### Job:
Show, in full, each line of the data that contains "time".

====== Material to process ======

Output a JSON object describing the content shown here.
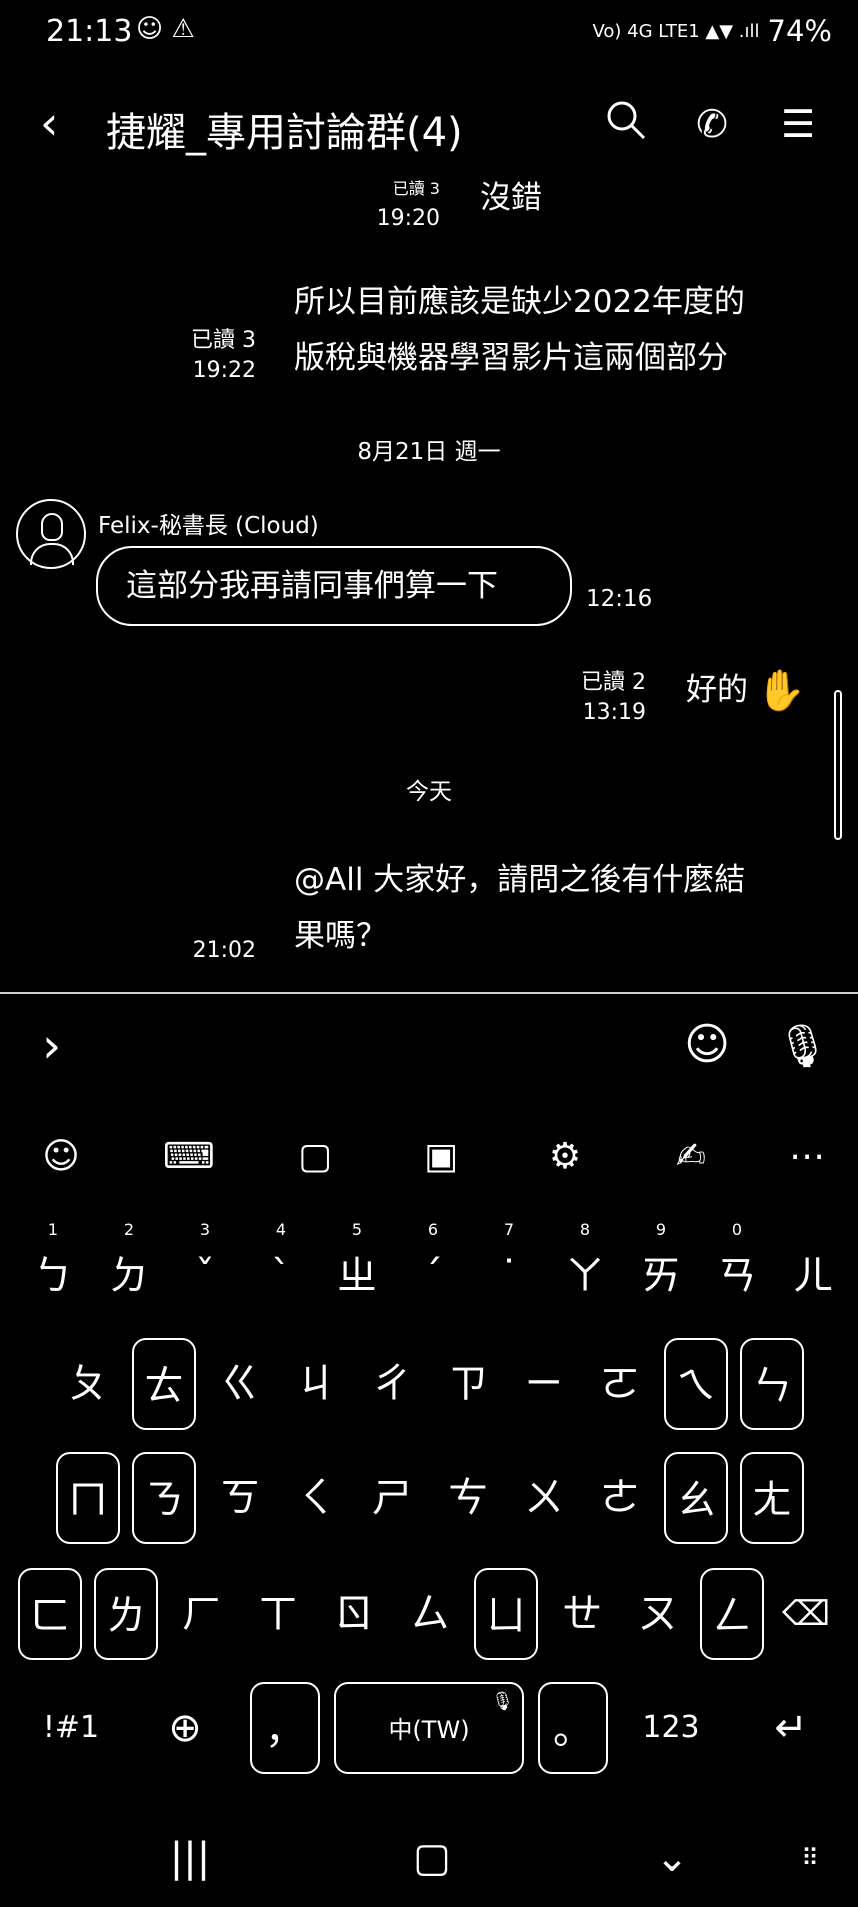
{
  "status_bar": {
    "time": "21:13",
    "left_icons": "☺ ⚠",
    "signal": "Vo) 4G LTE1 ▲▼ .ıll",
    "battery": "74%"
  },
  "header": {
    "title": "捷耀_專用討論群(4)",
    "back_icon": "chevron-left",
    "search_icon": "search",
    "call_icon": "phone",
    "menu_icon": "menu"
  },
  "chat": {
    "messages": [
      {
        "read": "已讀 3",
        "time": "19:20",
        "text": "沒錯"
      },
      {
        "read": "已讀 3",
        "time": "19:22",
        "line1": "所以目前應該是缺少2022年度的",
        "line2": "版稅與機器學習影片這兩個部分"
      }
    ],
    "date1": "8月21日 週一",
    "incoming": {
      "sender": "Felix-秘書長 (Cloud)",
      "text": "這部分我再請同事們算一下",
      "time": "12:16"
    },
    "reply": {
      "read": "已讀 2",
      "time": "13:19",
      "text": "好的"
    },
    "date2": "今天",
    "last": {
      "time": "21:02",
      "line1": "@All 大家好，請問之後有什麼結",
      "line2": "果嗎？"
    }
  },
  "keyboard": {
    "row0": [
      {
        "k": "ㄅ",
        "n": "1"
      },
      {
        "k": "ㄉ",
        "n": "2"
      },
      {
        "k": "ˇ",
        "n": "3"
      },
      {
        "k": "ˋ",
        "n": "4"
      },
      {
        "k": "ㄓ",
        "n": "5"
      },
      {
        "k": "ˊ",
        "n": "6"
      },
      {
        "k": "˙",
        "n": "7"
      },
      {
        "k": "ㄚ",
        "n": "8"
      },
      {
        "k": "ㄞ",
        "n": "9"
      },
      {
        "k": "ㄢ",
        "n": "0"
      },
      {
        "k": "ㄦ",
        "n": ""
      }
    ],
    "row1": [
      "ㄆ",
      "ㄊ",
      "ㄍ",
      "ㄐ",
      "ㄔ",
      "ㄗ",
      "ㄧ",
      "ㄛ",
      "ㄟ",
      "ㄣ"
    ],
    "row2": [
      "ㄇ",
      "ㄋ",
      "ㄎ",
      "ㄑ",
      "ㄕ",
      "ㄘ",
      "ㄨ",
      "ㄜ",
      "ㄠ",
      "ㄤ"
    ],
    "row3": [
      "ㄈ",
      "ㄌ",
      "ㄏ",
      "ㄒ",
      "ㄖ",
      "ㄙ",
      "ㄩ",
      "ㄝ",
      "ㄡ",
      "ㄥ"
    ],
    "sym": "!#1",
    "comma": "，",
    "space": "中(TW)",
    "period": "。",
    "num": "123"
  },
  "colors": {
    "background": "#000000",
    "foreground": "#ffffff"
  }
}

======

### Result below:
    "time": "21:13",
        "time": "19:20",
        "time": "19:22",
      "time": "12:16"
      "time": "13:19",
      "time": "21:02",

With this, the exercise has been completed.